[Dataset items]

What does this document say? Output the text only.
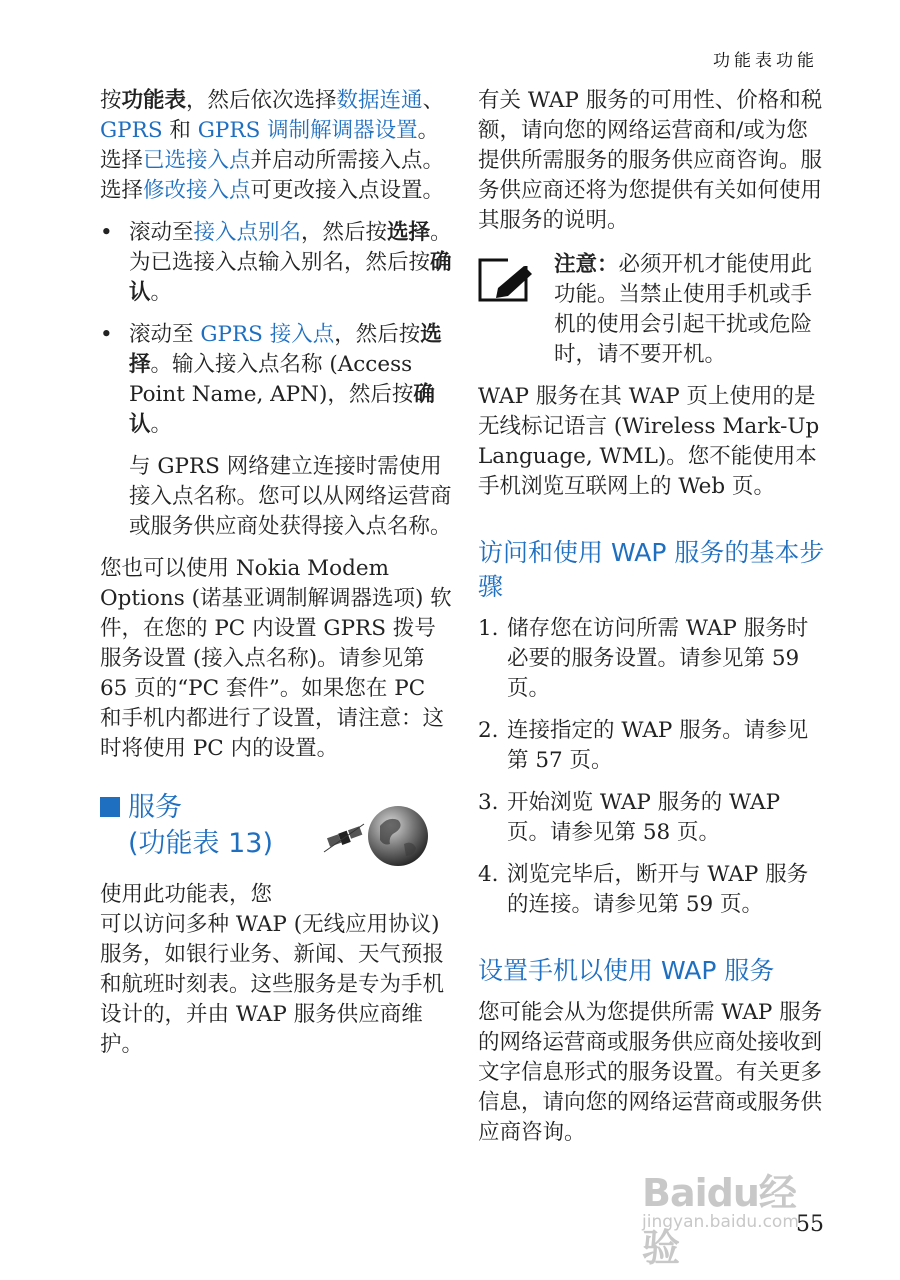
功能表功能

按功能表，然后依次选择数据连通、GPRS 和 GPRS 调制解调器设置。选择已选接入点并启动所需接入点。选择修改接入点可更改接入点设置。

• 滚动至接入点别名，然后按选择。为已选接入点输入别名，然后按确认。
• 滚动至 GPRS 接入点，然后按选择。输入接入点名称 (Access Point Name, APN)，然后按确认。

与 GPRS 网络建立连接时需使用接入点名称。您可以从网络运营商或服务供应商处获得接入点名称。

您也可以使用 Nokia Modem Options (诺基亚调制解调器选项) 软件，在您的 PC 内设置 GPRS 拨号服务设置 (接入点名称)。请参见第 65 页的“PC 套件”。如果您在 PC 和手机内都进行了设置，请注意：这时将使用 PC 内的设置。

服务
(功能表 13)

使用此功能表，您

可以访问多种 WAP (无线应用协议) 服务，如银行业务、新闻、天气预报和航班时刻表。这些服务是专为手机设计的，并由 WAP 服务供应商维护。

有关 WAP 服务的可用性、价格和税额，请向您的网络运营商和/或为您提供所需服务的服务供应商咨询。服务供应商还将为您提供有关如何使用其服务的说明。

注意：必须开机才能使用此功能。当禁止使用手机或手机的使用会引起干扰或危险时，请不要开机。

WAP 服务在其 WAP 页上使用的是无线标记语言 (Wireless Mark-Up Language, WML)。您不能使用本手机浏览互联网上的 Web 页。

访问和使用 WAP 服务的基本步骤
1. 储存您在访问所需 WAP 服务时必要的服务设置。请参见第 59 页。
2. 连接指定的 WAP 服务。请参见第 57 页。
3. 开始浏览 WAP 服务的 WAP 页。请参见第 58 页。
4. 浏览完毕后，断开与 WAP 服务的连接。请参见第 59 页。
设置手机以使用 WAP 服务

您可能会从为您提供所需 WAP 服务的网络运营商或服务供应商处接收到文字信息形式的服务设置。有关更多信息，请向您的网络运营商或服务供应商咨询。

Baidu经验
jingyan.baidu.com
55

What you need to do: Lines that include the word "请参见第" are to be extracted from the data above.

Task output:
您也可以使用 Nokia Modem Options (诺基亚调制解调器选项) 软件，在您的 PC 内设置 GPRS 拨号服务设置 (接入点名称)。请参见第 65 页的“PC 套件”。如果您在 PC 和手机内都进行了设置，请注意：这时将使用 PC 内的设置。
1. 储存您在访问所需 WAP 服务时必要的服务设置。请参见第 59 页。
2. 连接指定的 WAP 服务。请参见第 57 页。
3. 开始浏览 WAP 服务的 WAP 页。请参见第 58 页。
4. 浏览完毕后，断开与 WAP 服务的连接。请参见第 59 页。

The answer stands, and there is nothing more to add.